WHAT IS ASKED
Using the listing below, copy every line that mentions "Trend".

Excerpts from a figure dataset
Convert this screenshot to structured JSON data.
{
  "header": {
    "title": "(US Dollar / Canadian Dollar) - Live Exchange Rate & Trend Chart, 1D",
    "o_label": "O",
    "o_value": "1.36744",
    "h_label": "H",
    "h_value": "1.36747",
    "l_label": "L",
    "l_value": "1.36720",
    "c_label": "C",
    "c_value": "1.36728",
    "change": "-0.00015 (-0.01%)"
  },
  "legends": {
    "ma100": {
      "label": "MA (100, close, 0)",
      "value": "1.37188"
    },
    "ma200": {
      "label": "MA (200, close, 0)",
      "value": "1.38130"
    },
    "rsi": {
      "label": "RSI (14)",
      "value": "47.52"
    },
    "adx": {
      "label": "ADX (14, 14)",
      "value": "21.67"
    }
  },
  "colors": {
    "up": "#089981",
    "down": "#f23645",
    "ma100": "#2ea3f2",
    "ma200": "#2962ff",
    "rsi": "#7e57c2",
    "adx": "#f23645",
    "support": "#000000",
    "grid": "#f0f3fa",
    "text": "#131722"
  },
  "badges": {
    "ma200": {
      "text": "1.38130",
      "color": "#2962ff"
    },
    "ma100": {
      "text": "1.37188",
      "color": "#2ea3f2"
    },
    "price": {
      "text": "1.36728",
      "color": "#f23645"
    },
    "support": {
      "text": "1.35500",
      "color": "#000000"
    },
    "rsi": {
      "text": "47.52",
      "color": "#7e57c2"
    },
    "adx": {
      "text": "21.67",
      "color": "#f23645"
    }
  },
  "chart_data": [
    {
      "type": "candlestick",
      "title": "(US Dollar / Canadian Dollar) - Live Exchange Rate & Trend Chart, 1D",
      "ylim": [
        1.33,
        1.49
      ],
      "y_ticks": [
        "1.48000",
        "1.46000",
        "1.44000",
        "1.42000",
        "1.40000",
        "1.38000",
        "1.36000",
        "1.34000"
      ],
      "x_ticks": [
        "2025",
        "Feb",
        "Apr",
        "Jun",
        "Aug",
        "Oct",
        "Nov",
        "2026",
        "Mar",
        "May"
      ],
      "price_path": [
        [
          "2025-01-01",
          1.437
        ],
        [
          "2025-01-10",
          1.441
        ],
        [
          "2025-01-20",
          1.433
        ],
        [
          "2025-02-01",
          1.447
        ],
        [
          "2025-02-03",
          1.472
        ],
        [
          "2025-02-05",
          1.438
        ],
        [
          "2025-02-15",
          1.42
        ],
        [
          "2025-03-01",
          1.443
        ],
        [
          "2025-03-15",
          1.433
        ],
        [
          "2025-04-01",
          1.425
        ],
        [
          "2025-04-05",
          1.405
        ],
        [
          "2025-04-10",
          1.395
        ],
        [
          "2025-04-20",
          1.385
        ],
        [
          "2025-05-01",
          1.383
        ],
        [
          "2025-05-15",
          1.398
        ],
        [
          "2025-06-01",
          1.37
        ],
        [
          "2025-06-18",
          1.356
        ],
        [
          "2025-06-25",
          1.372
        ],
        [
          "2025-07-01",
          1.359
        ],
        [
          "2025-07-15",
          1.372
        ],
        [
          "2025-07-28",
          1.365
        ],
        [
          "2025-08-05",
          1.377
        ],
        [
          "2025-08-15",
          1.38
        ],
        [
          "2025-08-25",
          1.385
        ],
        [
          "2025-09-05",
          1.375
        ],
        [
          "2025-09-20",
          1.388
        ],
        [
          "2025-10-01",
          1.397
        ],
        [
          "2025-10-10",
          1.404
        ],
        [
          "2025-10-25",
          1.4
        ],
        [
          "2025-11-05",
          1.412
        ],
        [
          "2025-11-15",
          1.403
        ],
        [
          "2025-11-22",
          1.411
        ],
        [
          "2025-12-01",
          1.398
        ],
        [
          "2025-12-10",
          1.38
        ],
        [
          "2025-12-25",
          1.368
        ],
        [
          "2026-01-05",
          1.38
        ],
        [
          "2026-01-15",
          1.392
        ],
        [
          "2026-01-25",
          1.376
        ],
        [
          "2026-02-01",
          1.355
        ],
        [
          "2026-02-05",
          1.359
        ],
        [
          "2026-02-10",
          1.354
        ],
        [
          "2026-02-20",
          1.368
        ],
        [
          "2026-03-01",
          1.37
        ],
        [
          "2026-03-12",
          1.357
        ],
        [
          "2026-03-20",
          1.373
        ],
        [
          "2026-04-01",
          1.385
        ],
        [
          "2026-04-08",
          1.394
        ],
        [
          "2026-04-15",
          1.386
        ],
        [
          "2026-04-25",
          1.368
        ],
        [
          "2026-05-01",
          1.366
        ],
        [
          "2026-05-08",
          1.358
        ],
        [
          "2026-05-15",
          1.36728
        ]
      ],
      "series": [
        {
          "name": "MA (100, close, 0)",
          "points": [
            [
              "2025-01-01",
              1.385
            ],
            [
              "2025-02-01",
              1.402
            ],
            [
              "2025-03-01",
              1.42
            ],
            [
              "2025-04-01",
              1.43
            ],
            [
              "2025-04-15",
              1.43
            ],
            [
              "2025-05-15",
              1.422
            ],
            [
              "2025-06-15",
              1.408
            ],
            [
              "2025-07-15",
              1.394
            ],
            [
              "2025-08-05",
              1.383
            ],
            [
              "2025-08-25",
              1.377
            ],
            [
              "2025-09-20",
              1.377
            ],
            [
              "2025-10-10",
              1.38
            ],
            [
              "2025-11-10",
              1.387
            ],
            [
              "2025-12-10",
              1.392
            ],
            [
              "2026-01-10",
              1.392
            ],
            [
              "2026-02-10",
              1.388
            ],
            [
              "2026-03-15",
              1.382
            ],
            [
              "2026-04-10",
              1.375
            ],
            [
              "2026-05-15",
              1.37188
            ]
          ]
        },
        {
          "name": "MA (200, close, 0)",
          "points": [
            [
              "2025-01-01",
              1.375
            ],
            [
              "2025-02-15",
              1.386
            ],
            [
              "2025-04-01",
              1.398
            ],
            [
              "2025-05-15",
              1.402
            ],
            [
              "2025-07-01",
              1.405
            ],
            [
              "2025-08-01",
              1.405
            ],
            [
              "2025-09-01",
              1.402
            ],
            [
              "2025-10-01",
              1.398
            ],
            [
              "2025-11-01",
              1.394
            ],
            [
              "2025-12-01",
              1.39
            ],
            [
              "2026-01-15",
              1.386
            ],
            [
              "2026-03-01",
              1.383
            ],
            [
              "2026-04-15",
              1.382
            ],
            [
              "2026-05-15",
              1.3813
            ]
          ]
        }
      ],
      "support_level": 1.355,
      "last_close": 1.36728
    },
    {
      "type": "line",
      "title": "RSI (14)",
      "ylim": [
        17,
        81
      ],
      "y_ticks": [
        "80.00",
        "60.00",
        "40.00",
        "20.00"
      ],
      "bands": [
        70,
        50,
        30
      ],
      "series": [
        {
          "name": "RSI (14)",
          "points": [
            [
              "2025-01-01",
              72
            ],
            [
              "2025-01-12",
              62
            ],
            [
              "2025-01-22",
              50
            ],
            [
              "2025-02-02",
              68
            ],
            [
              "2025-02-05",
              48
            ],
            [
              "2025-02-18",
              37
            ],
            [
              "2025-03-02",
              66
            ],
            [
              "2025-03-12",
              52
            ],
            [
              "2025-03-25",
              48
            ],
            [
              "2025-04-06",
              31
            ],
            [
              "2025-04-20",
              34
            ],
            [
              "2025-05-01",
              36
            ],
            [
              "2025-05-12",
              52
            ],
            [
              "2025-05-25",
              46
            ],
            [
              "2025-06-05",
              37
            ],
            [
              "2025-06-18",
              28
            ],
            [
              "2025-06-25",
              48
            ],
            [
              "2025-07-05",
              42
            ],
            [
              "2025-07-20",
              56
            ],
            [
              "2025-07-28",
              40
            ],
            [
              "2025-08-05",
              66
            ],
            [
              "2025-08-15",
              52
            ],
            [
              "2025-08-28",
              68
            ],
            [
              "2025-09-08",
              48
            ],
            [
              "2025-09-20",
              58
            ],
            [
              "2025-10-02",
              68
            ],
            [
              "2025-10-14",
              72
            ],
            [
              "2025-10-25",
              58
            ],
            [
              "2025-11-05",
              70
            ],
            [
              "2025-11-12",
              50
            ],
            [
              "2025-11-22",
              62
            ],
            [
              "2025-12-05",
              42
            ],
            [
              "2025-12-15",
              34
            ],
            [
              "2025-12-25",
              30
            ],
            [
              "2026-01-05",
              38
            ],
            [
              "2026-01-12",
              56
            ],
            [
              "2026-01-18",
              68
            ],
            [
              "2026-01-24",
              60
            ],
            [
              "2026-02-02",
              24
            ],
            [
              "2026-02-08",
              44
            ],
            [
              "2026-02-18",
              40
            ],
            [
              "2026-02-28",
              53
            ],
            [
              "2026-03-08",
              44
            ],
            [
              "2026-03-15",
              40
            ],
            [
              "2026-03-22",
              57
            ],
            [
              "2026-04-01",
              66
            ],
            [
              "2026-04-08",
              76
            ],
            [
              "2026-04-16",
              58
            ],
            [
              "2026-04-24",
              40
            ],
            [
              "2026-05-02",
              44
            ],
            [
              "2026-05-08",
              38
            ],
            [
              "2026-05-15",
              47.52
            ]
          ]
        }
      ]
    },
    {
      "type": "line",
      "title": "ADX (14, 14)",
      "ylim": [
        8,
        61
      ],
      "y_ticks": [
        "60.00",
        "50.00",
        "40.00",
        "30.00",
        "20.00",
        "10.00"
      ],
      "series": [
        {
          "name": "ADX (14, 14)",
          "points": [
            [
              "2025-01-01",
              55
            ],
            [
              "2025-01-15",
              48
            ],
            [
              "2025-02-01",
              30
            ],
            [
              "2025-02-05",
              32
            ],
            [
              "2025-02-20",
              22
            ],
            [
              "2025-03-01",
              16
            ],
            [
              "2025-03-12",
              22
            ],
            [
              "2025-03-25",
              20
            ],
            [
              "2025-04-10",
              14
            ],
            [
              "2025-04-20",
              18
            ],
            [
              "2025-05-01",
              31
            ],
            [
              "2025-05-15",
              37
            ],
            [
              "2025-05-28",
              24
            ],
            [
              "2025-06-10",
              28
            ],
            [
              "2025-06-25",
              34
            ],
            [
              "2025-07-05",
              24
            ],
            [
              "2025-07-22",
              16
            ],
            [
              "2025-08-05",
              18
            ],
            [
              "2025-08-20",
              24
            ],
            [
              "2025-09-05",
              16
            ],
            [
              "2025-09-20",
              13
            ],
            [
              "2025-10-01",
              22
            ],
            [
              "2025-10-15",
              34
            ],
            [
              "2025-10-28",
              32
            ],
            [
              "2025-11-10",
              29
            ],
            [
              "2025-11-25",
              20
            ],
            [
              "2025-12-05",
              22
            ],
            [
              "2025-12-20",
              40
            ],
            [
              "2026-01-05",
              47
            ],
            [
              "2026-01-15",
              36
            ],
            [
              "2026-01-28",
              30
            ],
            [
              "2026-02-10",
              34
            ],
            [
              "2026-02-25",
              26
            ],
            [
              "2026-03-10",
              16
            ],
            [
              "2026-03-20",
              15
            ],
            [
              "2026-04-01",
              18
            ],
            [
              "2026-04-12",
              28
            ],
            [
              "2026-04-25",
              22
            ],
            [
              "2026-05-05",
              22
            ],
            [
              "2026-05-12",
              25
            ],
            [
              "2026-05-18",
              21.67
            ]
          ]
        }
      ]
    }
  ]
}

THE OUTPUT
    "title": "(US Dollar / Canadian Dollar) - Live Exchange Rate & Trend Chart, 1D",
      "title": "(US Dollar / Canadian Dollar) - Live Exchange Rate & Trend Chart, 1D",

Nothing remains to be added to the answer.